:: What is required ::
Return all lines from the listing below in which the string "type" occurs.

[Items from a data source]

------------------------------------------------------------------------

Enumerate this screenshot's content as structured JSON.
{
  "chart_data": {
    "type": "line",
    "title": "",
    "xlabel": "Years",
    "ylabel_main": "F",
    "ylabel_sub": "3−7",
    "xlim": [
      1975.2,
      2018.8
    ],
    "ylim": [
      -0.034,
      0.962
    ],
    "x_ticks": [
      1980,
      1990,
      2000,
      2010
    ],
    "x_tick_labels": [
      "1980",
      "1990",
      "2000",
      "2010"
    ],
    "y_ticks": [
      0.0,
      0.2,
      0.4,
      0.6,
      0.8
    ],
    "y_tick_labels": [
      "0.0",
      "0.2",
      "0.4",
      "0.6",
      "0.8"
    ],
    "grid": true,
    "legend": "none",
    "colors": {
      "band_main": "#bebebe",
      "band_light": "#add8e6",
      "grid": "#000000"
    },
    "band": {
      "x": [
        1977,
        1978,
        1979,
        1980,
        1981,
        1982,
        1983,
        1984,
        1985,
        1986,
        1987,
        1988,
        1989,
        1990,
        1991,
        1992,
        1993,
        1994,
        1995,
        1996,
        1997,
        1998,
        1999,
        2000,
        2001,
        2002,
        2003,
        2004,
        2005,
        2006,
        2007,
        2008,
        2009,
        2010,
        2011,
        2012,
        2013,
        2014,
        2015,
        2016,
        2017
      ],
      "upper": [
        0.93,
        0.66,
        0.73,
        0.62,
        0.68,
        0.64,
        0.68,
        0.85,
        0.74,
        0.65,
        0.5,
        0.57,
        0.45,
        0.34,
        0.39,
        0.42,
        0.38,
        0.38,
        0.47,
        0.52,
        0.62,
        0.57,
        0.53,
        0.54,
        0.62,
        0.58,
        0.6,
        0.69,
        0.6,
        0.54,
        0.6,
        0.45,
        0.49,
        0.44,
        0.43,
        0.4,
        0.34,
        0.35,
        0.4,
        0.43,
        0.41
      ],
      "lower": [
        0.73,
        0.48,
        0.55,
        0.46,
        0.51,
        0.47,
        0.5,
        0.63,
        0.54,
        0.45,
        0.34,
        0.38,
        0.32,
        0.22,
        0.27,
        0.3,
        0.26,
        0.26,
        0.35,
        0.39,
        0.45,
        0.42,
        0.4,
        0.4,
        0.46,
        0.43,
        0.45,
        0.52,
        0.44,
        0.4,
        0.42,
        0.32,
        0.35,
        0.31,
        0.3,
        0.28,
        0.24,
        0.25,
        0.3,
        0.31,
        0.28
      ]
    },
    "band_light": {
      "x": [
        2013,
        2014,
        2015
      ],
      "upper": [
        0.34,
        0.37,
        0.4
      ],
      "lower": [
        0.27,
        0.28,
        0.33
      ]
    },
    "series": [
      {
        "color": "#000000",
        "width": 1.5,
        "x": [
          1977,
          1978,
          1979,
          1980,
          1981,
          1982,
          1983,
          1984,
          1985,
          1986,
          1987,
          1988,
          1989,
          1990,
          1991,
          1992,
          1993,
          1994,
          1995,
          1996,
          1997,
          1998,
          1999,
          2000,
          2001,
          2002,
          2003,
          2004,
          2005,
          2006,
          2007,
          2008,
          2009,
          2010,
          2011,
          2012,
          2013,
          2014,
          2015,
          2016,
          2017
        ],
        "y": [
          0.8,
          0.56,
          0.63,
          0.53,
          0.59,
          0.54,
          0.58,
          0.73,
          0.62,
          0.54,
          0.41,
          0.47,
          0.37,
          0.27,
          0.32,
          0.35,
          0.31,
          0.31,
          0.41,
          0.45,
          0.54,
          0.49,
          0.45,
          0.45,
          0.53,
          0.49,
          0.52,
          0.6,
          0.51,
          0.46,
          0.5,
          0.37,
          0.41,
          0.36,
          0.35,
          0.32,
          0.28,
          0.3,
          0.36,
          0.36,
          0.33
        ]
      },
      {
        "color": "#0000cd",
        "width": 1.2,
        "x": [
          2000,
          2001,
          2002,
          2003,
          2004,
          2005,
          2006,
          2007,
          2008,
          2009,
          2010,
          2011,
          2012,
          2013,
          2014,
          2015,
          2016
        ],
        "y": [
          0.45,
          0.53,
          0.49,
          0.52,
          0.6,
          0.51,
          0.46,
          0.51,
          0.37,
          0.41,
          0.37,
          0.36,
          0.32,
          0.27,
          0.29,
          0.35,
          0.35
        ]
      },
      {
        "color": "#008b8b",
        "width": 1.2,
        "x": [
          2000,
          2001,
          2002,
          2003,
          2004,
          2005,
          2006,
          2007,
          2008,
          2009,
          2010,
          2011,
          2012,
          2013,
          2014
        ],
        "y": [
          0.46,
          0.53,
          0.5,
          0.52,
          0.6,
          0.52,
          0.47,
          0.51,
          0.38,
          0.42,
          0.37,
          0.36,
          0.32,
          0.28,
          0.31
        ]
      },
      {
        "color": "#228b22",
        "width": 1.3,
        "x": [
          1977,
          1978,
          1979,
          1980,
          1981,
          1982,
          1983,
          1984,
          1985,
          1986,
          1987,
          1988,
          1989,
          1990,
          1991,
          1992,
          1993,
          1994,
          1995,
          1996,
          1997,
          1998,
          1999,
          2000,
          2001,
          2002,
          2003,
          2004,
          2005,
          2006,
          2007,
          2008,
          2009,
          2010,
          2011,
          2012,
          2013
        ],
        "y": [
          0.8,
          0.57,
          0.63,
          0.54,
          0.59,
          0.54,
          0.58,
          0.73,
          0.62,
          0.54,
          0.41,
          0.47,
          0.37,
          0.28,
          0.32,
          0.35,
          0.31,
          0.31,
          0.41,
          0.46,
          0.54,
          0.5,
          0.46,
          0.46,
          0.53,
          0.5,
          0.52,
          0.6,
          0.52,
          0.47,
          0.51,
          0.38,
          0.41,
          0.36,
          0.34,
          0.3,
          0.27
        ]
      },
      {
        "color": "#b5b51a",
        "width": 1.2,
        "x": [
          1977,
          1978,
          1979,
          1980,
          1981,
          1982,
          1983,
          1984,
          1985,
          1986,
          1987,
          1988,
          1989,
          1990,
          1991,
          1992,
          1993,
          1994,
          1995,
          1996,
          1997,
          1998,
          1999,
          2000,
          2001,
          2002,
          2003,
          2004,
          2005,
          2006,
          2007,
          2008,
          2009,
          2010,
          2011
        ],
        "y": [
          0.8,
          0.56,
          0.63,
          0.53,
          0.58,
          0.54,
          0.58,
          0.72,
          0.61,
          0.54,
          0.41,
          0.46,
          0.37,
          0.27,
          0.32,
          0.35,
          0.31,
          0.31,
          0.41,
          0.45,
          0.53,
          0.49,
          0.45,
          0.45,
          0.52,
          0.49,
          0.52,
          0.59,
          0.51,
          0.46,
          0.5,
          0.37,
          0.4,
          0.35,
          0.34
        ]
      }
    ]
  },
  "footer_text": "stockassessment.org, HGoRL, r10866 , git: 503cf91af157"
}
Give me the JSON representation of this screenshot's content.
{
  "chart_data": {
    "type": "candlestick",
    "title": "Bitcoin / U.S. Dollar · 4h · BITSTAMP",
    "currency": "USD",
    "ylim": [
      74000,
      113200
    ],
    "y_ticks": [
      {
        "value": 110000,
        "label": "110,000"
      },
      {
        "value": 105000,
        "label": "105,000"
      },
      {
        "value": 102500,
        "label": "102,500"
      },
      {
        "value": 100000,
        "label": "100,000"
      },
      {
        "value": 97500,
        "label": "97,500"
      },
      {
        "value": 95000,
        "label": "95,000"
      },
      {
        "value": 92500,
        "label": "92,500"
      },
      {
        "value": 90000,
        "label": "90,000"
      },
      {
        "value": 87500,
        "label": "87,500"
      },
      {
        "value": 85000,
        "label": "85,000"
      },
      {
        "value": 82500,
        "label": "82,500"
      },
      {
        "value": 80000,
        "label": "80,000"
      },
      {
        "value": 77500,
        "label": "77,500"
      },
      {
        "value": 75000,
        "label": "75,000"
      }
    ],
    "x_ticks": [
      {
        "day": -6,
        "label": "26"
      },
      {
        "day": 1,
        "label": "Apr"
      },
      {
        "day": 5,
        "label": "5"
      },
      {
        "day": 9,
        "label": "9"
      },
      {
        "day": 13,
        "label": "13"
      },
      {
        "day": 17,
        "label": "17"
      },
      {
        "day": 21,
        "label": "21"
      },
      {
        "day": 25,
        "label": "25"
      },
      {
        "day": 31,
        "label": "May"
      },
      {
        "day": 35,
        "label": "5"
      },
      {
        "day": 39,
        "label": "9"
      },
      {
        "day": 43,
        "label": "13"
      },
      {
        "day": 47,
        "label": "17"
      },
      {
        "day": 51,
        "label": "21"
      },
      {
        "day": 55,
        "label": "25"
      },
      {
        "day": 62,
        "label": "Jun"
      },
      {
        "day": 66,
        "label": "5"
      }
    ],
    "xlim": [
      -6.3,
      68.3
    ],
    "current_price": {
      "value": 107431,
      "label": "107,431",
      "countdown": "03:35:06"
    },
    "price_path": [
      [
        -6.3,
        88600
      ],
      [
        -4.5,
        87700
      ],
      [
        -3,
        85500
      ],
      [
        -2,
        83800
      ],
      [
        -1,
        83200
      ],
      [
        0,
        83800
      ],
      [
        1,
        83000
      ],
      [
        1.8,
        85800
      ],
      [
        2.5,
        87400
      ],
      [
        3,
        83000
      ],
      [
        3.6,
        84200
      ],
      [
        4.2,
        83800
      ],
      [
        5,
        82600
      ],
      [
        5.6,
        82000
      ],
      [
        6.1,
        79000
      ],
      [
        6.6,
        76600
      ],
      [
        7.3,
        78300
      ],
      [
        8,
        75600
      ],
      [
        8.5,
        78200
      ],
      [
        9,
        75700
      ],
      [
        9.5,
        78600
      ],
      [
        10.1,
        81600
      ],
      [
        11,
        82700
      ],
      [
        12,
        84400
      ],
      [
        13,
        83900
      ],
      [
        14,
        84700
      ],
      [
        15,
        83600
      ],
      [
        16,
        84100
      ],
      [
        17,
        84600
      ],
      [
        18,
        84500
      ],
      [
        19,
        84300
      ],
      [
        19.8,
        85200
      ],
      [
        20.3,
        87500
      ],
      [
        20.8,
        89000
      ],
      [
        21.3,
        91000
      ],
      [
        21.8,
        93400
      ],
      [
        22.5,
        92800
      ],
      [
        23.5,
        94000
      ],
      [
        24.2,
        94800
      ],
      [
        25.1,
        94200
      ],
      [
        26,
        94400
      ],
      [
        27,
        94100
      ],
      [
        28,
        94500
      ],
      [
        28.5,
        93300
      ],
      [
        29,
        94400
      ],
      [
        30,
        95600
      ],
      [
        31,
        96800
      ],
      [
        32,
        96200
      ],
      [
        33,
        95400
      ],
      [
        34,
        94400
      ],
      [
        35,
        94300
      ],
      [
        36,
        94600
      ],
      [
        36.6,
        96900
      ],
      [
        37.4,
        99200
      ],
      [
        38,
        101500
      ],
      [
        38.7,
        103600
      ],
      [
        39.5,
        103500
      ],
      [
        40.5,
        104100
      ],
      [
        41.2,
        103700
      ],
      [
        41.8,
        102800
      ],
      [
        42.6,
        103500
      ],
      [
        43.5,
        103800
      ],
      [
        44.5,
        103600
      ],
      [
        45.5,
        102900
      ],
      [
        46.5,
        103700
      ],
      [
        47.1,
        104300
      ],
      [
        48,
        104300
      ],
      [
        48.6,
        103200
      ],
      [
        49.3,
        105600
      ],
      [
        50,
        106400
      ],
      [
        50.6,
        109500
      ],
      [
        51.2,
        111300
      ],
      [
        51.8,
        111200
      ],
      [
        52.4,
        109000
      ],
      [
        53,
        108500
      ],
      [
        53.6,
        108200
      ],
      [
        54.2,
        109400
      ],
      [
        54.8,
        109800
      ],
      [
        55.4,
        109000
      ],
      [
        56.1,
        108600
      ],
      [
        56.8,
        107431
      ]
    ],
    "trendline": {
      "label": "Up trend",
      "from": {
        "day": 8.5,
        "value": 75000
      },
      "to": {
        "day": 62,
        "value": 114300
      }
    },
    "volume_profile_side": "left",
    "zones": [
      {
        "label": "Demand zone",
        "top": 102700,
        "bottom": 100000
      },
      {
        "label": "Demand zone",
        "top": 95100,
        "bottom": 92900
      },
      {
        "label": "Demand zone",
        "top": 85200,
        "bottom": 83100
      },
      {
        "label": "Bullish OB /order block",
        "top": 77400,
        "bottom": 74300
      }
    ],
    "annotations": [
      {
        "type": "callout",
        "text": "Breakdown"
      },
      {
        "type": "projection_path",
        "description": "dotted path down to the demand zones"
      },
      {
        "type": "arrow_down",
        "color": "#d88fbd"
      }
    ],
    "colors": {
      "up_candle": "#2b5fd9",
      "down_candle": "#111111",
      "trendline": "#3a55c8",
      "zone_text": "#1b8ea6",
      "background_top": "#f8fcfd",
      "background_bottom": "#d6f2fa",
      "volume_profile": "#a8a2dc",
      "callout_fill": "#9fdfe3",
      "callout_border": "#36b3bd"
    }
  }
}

------------------------------------------------------------------------

:: Result of the exercise ::
    "type": "line",
    "type": "candlestick",
        "type": "callout",
        "type": "projection_path",
        "type": "arrow_down",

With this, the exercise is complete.